GOAL:
Will you give every entry again exactly as it stands?

RECORD LIST:
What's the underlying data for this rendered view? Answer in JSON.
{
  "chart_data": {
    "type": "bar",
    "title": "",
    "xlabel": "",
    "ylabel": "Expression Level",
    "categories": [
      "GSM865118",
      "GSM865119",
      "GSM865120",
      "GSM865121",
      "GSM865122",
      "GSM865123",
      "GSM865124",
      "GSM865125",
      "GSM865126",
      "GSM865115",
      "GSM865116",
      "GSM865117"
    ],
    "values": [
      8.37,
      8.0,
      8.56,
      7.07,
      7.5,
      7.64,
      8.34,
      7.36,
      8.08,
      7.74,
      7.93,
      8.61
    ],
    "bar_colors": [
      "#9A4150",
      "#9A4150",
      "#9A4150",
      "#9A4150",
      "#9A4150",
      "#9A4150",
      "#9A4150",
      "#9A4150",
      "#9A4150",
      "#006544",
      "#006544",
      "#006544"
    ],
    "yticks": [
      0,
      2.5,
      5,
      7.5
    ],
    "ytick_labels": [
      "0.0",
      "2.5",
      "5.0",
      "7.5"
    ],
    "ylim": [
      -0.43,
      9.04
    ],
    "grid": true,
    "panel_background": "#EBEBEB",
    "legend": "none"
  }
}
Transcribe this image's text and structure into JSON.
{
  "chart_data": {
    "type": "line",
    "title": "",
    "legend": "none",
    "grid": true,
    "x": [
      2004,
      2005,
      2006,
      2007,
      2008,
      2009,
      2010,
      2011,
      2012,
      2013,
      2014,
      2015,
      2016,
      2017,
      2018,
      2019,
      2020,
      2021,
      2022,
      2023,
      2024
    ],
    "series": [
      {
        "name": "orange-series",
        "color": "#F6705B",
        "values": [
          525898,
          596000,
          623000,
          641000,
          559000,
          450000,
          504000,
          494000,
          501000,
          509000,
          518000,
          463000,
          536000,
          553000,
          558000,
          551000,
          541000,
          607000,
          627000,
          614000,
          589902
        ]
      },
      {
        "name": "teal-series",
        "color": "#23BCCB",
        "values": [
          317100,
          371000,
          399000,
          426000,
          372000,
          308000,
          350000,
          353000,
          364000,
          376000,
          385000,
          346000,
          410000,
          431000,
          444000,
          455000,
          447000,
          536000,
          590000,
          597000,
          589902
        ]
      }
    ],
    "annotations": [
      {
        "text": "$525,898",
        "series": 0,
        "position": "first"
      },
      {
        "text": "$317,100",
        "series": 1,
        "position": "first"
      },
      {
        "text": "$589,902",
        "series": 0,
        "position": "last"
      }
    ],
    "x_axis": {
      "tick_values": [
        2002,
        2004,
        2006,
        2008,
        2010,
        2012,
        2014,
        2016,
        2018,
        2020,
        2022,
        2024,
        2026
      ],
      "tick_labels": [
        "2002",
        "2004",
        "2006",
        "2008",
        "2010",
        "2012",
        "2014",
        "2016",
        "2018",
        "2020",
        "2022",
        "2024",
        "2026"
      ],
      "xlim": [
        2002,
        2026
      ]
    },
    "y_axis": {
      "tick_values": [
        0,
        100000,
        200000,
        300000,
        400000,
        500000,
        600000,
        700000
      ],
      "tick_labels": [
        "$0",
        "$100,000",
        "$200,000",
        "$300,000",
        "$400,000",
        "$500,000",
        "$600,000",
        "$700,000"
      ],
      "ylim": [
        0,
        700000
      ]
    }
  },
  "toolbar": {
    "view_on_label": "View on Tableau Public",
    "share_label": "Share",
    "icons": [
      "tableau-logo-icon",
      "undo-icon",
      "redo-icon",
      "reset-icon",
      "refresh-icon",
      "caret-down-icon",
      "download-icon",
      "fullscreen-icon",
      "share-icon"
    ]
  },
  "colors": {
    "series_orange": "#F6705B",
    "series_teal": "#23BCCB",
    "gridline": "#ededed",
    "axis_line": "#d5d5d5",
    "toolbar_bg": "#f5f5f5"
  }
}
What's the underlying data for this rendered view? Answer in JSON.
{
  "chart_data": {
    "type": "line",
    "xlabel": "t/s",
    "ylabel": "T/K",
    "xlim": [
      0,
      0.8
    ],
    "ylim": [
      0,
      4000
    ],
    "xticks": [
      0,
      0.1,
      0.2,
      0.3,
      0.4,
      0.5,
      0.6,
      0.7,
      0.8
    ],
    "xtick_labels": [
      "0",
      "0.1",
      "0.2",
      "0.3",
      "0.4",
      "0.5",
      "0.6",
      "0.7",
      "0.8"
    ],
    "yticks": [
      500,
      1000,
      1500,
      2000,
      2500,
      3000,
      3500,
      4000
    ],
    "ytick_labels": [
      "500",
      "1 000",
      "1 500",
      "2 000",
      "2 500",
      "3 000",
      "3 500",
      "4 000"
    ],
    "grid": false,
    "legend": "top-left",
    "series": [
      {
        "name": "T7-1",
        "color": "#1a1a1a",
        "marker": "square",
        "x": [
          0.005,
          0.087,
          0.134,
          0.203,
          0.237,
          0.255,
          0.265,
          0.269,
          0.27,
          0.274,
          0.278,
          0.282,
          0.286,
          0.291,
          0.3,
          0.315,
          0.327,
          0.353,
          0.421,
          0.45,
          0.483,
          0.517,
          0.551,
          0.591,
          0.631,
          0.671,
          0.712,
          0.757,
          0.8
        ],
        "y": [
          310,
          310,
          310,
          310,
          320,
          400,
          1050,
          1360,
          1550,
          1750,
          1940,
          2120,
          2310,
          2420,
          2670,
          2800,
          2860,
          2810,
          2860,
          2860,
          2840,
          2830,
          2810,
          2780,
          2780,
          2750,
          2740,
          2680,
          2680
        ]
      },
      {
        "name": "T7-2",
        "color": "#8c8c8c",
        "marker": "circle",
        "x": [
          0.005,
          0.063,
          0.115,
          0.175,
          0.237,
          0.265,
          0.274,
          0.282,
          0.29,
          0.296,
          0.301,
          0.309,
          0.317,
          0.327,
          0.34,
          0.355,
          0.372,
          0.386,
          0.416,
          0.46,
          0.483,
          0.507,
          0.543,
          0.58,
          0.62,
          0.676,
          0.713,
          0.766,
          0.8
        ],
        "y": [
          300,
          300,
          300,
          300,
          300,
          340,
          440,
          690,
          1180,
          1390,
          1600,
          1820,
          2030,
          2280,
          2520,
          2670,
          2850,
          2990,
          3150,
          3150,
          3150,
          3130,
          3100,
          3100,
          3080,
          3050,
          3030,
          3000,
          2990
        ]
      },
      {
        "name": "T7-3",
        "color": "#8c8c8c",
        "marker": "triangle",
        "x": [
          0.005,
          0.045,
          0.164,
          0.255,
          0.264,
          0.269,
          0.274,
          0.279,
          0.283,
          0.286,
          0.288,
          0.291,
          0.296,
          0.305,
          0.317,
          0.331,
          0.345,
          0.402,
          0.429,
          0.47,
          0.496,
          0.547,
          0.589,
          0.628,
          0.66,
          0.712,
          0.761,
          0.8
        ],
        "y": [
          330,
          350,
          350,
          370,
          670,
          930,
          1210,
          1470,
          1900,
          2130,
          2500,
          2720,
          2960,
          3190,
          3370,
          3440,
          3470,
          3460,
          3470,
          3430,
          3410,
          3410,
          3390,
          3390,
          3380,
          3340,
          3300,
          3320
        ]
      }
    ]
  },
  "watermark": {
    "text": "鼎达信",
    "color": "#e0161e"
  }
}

TASK ANSWER:
What's the underlying data for this rendered view? Answer in JSON.
{
  "chart_data": {
    "type": "bar",
    "title": "",
    "xlabel": "",
    "ylabel": "Expression Level",
    "categories": [
      "GSM865118",
      "GSM865119",
      "GSM865120",
      "GSM865121",
      "GSM865122",
      "GSM865123",
      "GSM865124",
      "GSM865125",
      "GSM865126",
      "GSM865115",
      "GSM865116",
      "GSM865117"
    ],
    "values": [
      8.37,
      8.0,
      8.56,
      7.07,
      7.5,
      7.64,
      8.34,
      7.36,
      8.08,
      7.74,
      7.93,
      8.61
    ],
    "bar_colors": [
      "#9A4150",
      "#9A4150",
      "#9A4150",
      "#9A4150",
      "#9A4150",
      "#9A4150",
      "#9A4150",
      "#9A4150",
      "#9A4150",
      "#006544",
      "#006544",
      "#006544"
    ],
    "yticks": [
      0,
      2.5,
      5,
      7.5
    ],
    "ytick_labels": [
      "0.0",
      "2.5",
      "5.0",
      "7.5"
    ],
    "ylim": [
      -0.43,
      9.04
    ],
    "grid": true,
    "panel_background": "#EBEBEB",
    "legend": "none"
  }
}
Transcribe this image's text and structure into JSON.
{
  "chart_data": {
    "type": "line",
    "title": "",
    "legend": "none",
    "grid": true,
    "x": [
      2004,
      2005,
      2006,
      2007,
      2008,
      2009,
      2010,
      2011,
      2012,
      2013,
      2014,
      2015,
      2016,
      2017,
      2018,
      2019,
      2020,
      2021,
      2022,
      2023,
      2024
    ],
    "series": [
      {
        "name": "orange-series",
        "color": "#F6705B",
        "values": [
          525898,
          596000,
          623000,
          641000,
          559000,
          450000,
          504000,
          494000,
          501000,
          509000,
          518000,
          463000,
          536000,
          553000,
          558000,
          551000,
          541000,
          607000,
          627000,
          614000,
          589902
        ]
      },
      {
        "name": "teal-series",
        "color": "#23BCCB",
        "values": [
          317100,
          371000,
          399000,
          426000,
          372000,
          308000,
          350000,
          353000,
          364000,
          376000,
          385000,
          346000,
          410000,
          431000,
          444000,
          455000,
          447000,
          536000,
          590000,
          597000,
          589902
        ]
      }
    ],
    "annotations": [
      {
        "text": "$525,898",
        "series": 0,
        "position": "first"
      },
      {
        "text": "$317,100",
        "series": 1,
        "position": "first"
      },
      {
        "text": "$589,902",
        "series": 0,
        "position": "last"
      }
    ],
    "x_axis": {
      "tick_values": [
        2002,
        2004,
        2006,
        2008,
        2010,
        2012,
        2014,
        2016,
        2018,
        2020,
        2022,
        2024,
        2026
      ],
      "tick_labels": [
        "2002",
        "2004",
        "2006",
        "2008",
        "2010",
        "2012",
        "2014",
        "2016",
        "2018",
        "2020",
        "2022",
        "2024",
        "2026"
      ],
      "xlim": [
        2002,
        2026
      ]
    },
    "y_axis": {
      "tick_values": [
        0,
        100000,
        200000,
        300000,
        400000,
        500000,
        600000,
        700000
      ],
      "tick_labels": [
        "$0",
        "$100,000",
        "$200,000",
        "$300,000",
        "$400,000",
        "$500,000",
        "$600,000",
        "$700,000"
      ],
      "ylim": [
        0,
        700000
      ]
    }
  },
  "toolbar": {
    "view_on_label": "View on Tableau Public",
    "share_label": "Share",
    "icons": [
      "tableau-logo-icon",
      "undo-icon",
      "redo-icon",
      "reset-icon",
      "refresh-icon",
      "caret-down-icon",
      "download-icon",
      "fullscreen-icon",
      "share-icon"
    ]
  },
  "colors": {
    "series_orange": "#F6705B",
    "series_teal": "#23BCCB",
    "gridline": "#ededed",
    "axis_line": "#d5d5d5",
    "toolbar_bg": "#f5f5f5"
  }
}
What's the underlying data for this rendered view? Answer in JSON.
{
  "chart_data": {
    "type": "line",
    "xlabel": "t/s",
    "ylabel": "T/K",
    "xlim": [
      0,
      0.8
    ],
    "ylim": [
      0,
      4000
    ],
    "xticks": [
      0,
      0.1,
      0.2,
      0.3,
      0.4,
      0.5,
      0.6,
      0.7,
      0.8
    ],
    "xtick_labels": [
      "0",
      "0.1",
      "0.2",
      "0.3",
      "0.4",
      "0.5",
      "0.6",
      "0.7",
      "0.8"
    ],
    "yticks": [
      500,
      1000,
      1500,
      2000,
      2500,
      3000,
      3500,
      4000
    ],
    "ytick_labels": [
      "500",
      "1 000",
      "1 500",
      "2 000",
      "2 500",
      "3 000",
      "3 500",
      "4 000"
    ],
    "grid": false,
    "legend": "top-left",
    "series": [
      {
        "name": "T7-1",
        "color": "#1a1a1a",
        "marker": "square",
        "x": [
          0.005,
          0.087,
          0.134,
          0.203,
          0.237,
          0.255,
          0.265,
          0.269,
          0.27,
          0.274,
          0.278,
          0.282,
          0.286,
          0.291,
          0.3,
          0.315,
          0.327,
          0.353,
          0.421,
          0.45,
          0.483,
          0.517,
          0.551,
          0.591,
          0.631,
          0.671,
          0.712,
          0.757,
          0.8
        ],
        "y": [
          310,
          310,
          310,
          310,
          320,
          400,
          1050,
          1360,
          1550,
          1750,
          1940,
          2120,
          2310,
          2420,
          2670,
          2800,
          2860,
          2810,
          2860,
          2860,
          2840,
          2830,
          2810,
          2780,
          2780,
          2750,
          2740,
          2680,
          2680
        ]
      },
      {
        "name": "T7-2",
        "color": "#8c8c8c",
        "marker": "circle",
        "x": [
          0.005,
          0.063,
          0.115,
          0.175,
          0.237,
          0.265,
          0.274,
          0.282,
          0.29,
          0.296,
          0.301,
          0.309,
          0.317,
          0.327,
          0.34,
          0.355,
          0.372,
          0.386,
          0.416,
          0.46,
          0.483,
          0.507,
          0.543,
          0.58,
          0.62,
          0.676,
          0.713,
          0.766,
          0.8
        ],
        "y": [
          300,
          300,
          300,
          300,
          300,
          340,
          440,
          690,
          1180,
          1390,
          1600,
          1820,
          2030,
          2280,
          2520,
          2670,
          2850,
          2990,
          3150,
          3150,
          3150,
          3130,
          3100,
          3100,
          3080,
          3050,
          3030,
          3000,
          2990
        ]
      },
      {
        "name": "T7-3",
        "color": "#8c8c8c",
        "marker": "triangle",
        "x": [
          0.005,
          0.045,
          0.164,
          0.255,
          0.264,
          0.269,
          0.274,
          0.279,
          0.283,
          0.286,
          0.288,
          0.291,
          0.296,
          0.305,
          0.317,
          0.331,
          0.345,
          0.402,
          0.429,
          0.47,
          0.496,
          0.547,
          0.589,
          0.628,
          0.66,
          0.712,
          0.761,
          0.8
        ],
        "y": [
          330,
          350,
          350,
          370,
          670,
          930,
          1210,
          1470,
          1900,
          2130,
          2500,
          2720,
          2960,
          3190,
          3370,
          3440,
          3470,
          3460,
          3470,
          3430,
          3410,
          3410,
          3390,
          3390,
          3380,
          3340,
          3300,
          3320
        ]
      }
    ]
  },
  "watermark": {
    "text": "鼎达信",
    "color": "#e0161e"
  }
}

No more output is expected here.